WHAT TO DO -
All entries must be repeated exactly; do not include the pictures.

A block of data
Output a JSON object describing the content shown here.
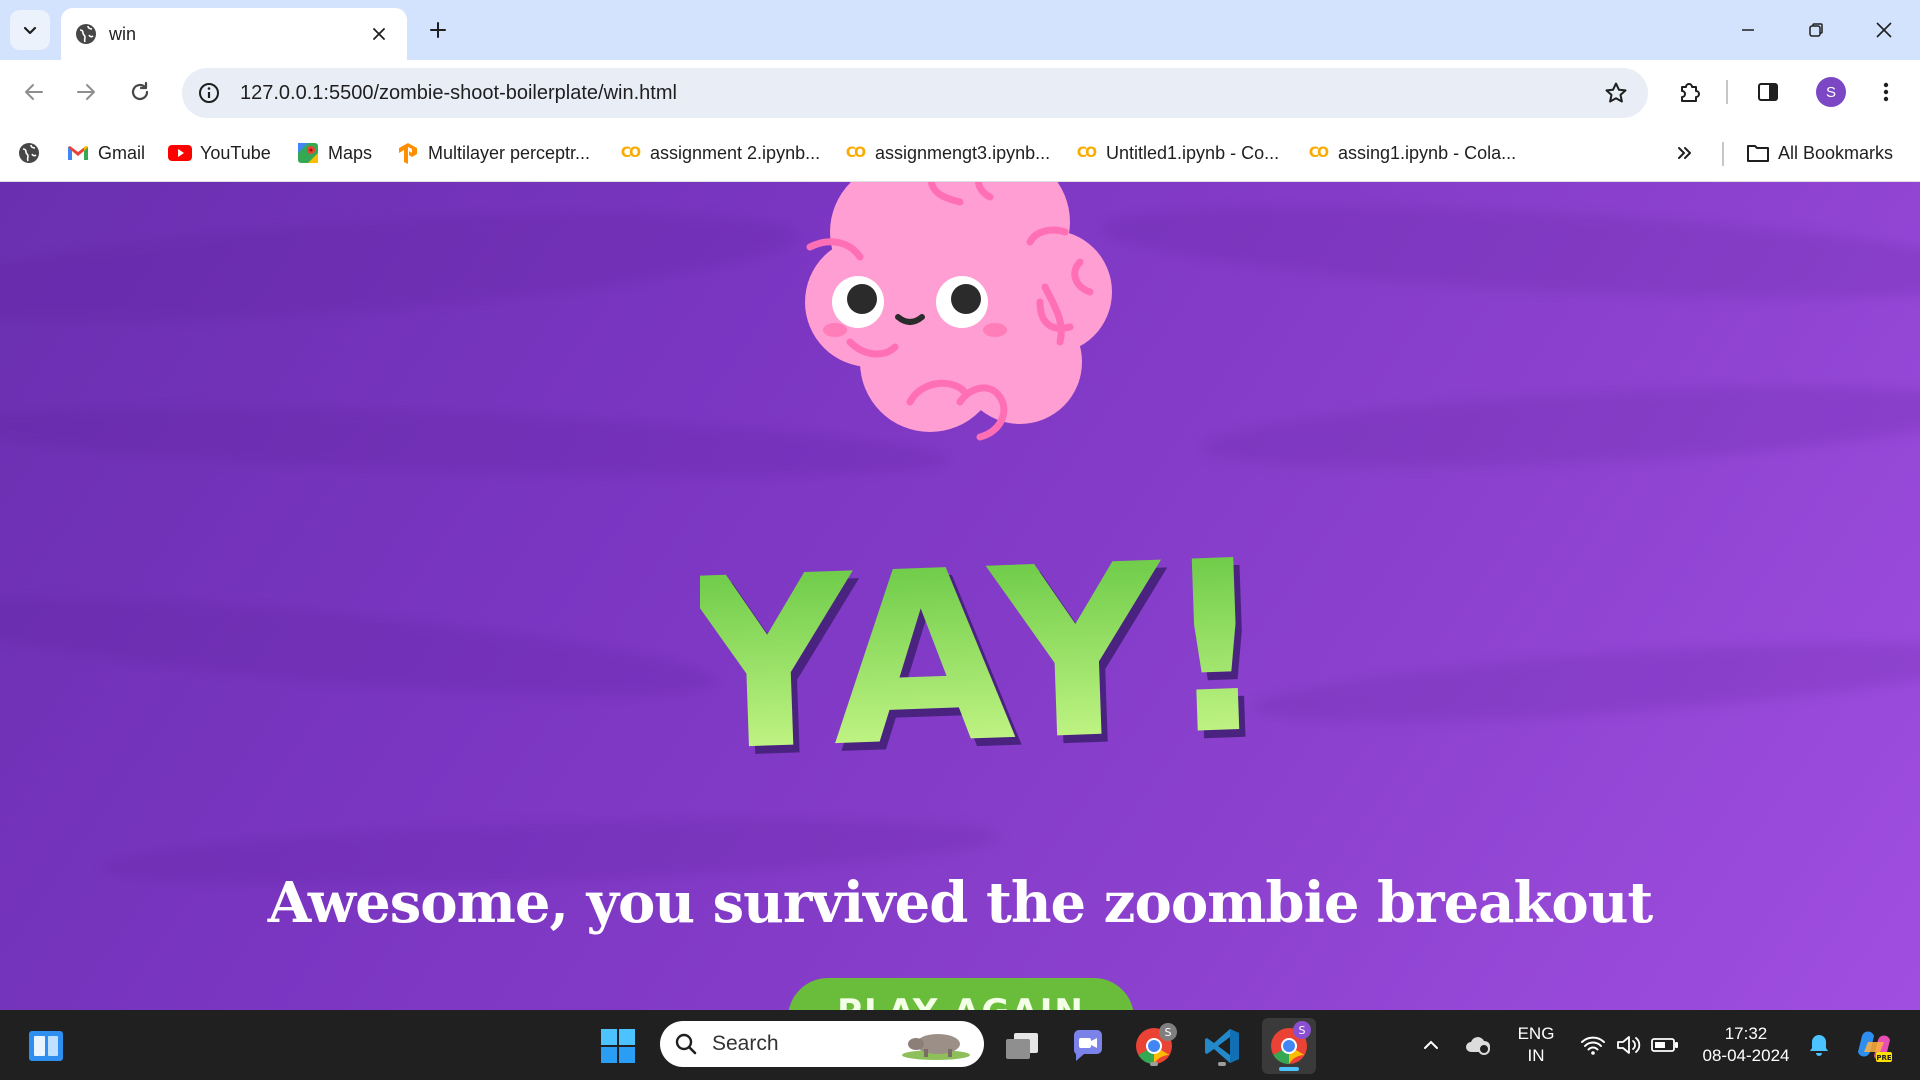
{
  "browser": {
    "tab": {
      "title": "win"
    },
    "url": "127.0.0.1:5500/zombie-shoot-boilerplate/win.html",
    "profile_initial": "S",
    "bookmarks": [
      {
        "label": "Gmail",
        "icon": "gmail-icon"
      },
      {
        "label": "YouTube",
        "icon": "youtube-icon"
      },
      {
        "label": "Maps",
        "icon": "maps-icon"
      },
      {
        "label": "Multilayer perceptr...",
        "icon": "tensorflow-icon"
      },
      {
        "label": "assignment 2.ipynb...",
        "icon": "colab-icon"
      },
      {
        "label": "assignmengt3.ipynb...",
        "icon": "colab-icon"
      },
      {
        "label": "Untitled1.ipynb - Co...",
        "icon": "colab-icon"
      },
      {
        "label": "assing1.ipynb - Cola...",
        "icon": "colab-icon"
      }
    ],
    "all_bookmarks_label": "All Bookmarks"
  },
  "page": {
    "yay_text": "YAY!",
    "headline": "Awesome, you survived the zoombie breakout",
    "play_again_label": "PLAY AGAIN"
  },
  "taskbar": {
    "search_label": "Search",
    "language_line1": "ENG",
    "language_line2": "IN",
    "time": "17:32",
    "date": "08-04-2024"
  },
  "colors": {
    "page_purple": "#8a3fc7",
    "brain_pink": "#ff9ed2",
    "yay_green": "#8ee04a",
    "button_green": "#6abd3a",
    "tab_strip": "#d3e3fd"
  }
}
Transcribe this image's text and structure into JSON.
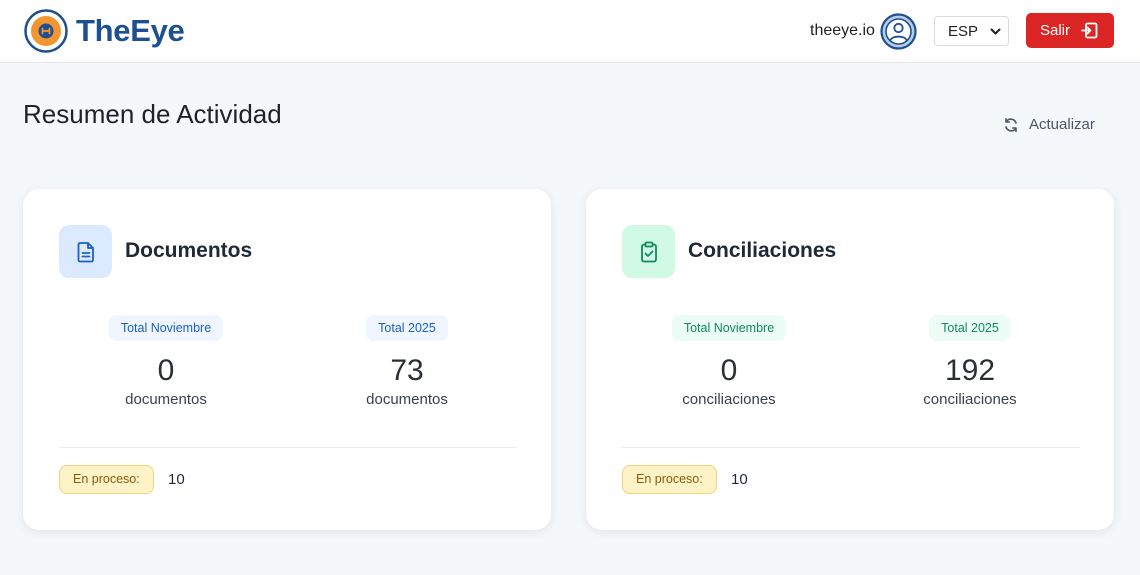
{
  "header": {
    "brand": "TheEye",
    "user": "theeye.io",
    "language": "ESP",
    "logout_label": "Salir"
  },
  "page": {
    "title": "Resumen de Actividad",
    "refresh_label": "Actualizar"
  },
  "cards": [
    {
      "title": "Documentos",
      "icon": "document-icon",
      "accent": "#1d5fc6",
      "stats": [
        {
          "label": "Total Noviembre",
          "value": "0",
          "unit": "documentos"
        },
        {
          "label": "Total 2025",
          "value": "73",
          "unit": "documentos"
        }
      ],
      "process_label": "En proceso:",
      "process_value": "10"
    },
    {
      "title": "Conciliaciones",
      "icon": "clipboard-check-icon",
      "accent": "#0f8a5f",
      "stats": [
        {
          "label": "Total Noviembre",
          "value": "0",
          "unit": "conciliaciones"
        },
        {
          "label": "Total 2025",
          "value": "192",
          "unit": "conciliaciones"
        }
      ],
      "process_label": "En proceso:",
      "process_value": "10"
    }
  ],
  "colors": {
    "brand": "#1e4f91",
    "logout": "#dc2626",
    "pending": "#fef3c7"
  }
}
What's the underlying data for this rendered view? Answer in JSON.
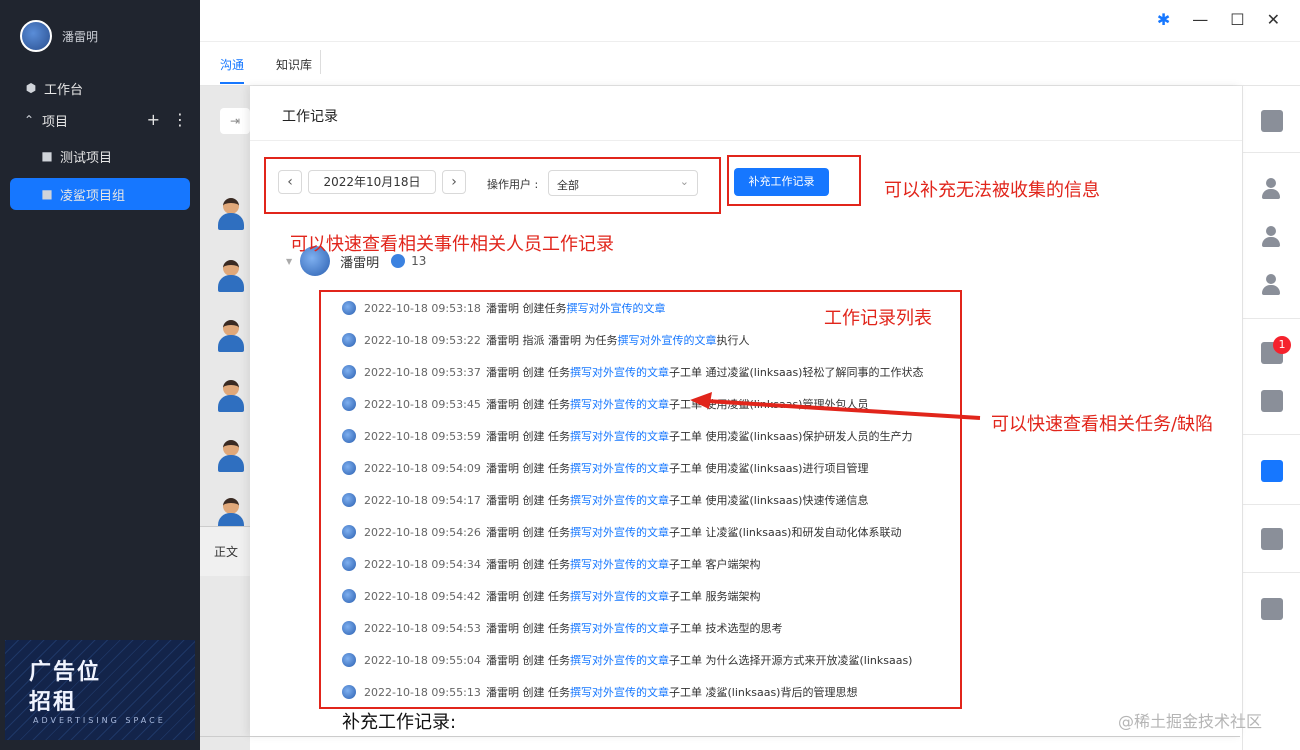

ANSWER TO THE TASK -
Output a JSON object describing the content shown here.
{
  "browser": {
    "tab": {
      "title": "win"
    },
    "url": "127.0.0.1:5500/zombie-shoot-boilerplate/win.html",
    "profile_initial": "S",
    "bookmarks": [
      {
        "label": "Gmail",
        "icon": "gmail-icon"
      },
      {
        "label": "YouTube",
        "icon": "youtube-icon"
      },
      {
        "label": "Maps",
        "icon": "maps-icon"
      },
      {
        "label": "Multilayer perceptr...",
        "icon": "tensorflow-icon"
      },
      {
        "label": "assignment 2.ipynb...",
        "icon": "colab-icon"
      },
      {
        "label": "assignmengt3.ipynb...",
        "icon": "colab-icon"
      },
      {
        "label": "Untitled1.ipynb - Co...",
        "icon": "colab-icon"
      },
      {
        "label": "assing1.ipynb - Cola...",
        "icon": "colab-icon"
      }
    ],
    "all_bookmarks_label": "All Bookmarks"
  },
  "page": {
    "yay_text": "YAY!",
    "headline": "Awesome, you survived the zoombie breakout",
    "play_again_label": "PLAY AGAIN"
  },
  "taskbar": {
    "search_label": "Search",
    "language_line1": "ENG",
    "language_line2": "IN",
    "time": "17:32",
    "date": "08-04-2024"
  },
  "colors": {
    "page_purple": "#8a3fc7",
    "brain_pink": "#ff9ed2",
    "yay_green": "#8ee04a",
    "button_green": "#6abd3a",
    "tab_strip": "#d3e3fd"
  }
}
Transcribe this image's text and structure into JSON.
{
  "header": {
    "brand": "TheEye",
    "user": "theeye.io",
    "language": "ESP",
    "logout_label": "Salir"
  },
  "page": {
    "title": "Resumen de Actividad",
    "refresh_label": "Actualizar"
  },
  "cards": [
    {
      "title": "Documentos",
      "icon": "document-icon",
      "accent": "#1d5fc6",
      "stats": [
        {
          "label": "Total Noviembre",
          "value": "0",
          "unit": "documentos"
        },
        {
          "label": "Total 2025",
          "value": "73",
          "unit": "documentos"
        }
      ],
      "process_label": "En proceso:",
      "process_value": "10"
    },
    {
      "title": "Conciliaciones",
      "icon": "clipboard-check-icon",
      "accent": "#0f8a5f",
      "stats": [
        {
          "label": "Total Noviembre",
          "value": "0",
          "unit": "conciliaciones"
        },
        {
          "label": "Total 2025",
          "value": "192",
          "unit": "conciliaciones"
        }
      ],
      "process_label": "En proceso:",
      "process_value": "10"
    }
  ],
  "colors": {
    "brand": "#1e4f91",
    "logout": "#dc2626",
    "pending": "#fef3c7"
  }
}
What's the underlying data for this rendered view? Answer in JSON.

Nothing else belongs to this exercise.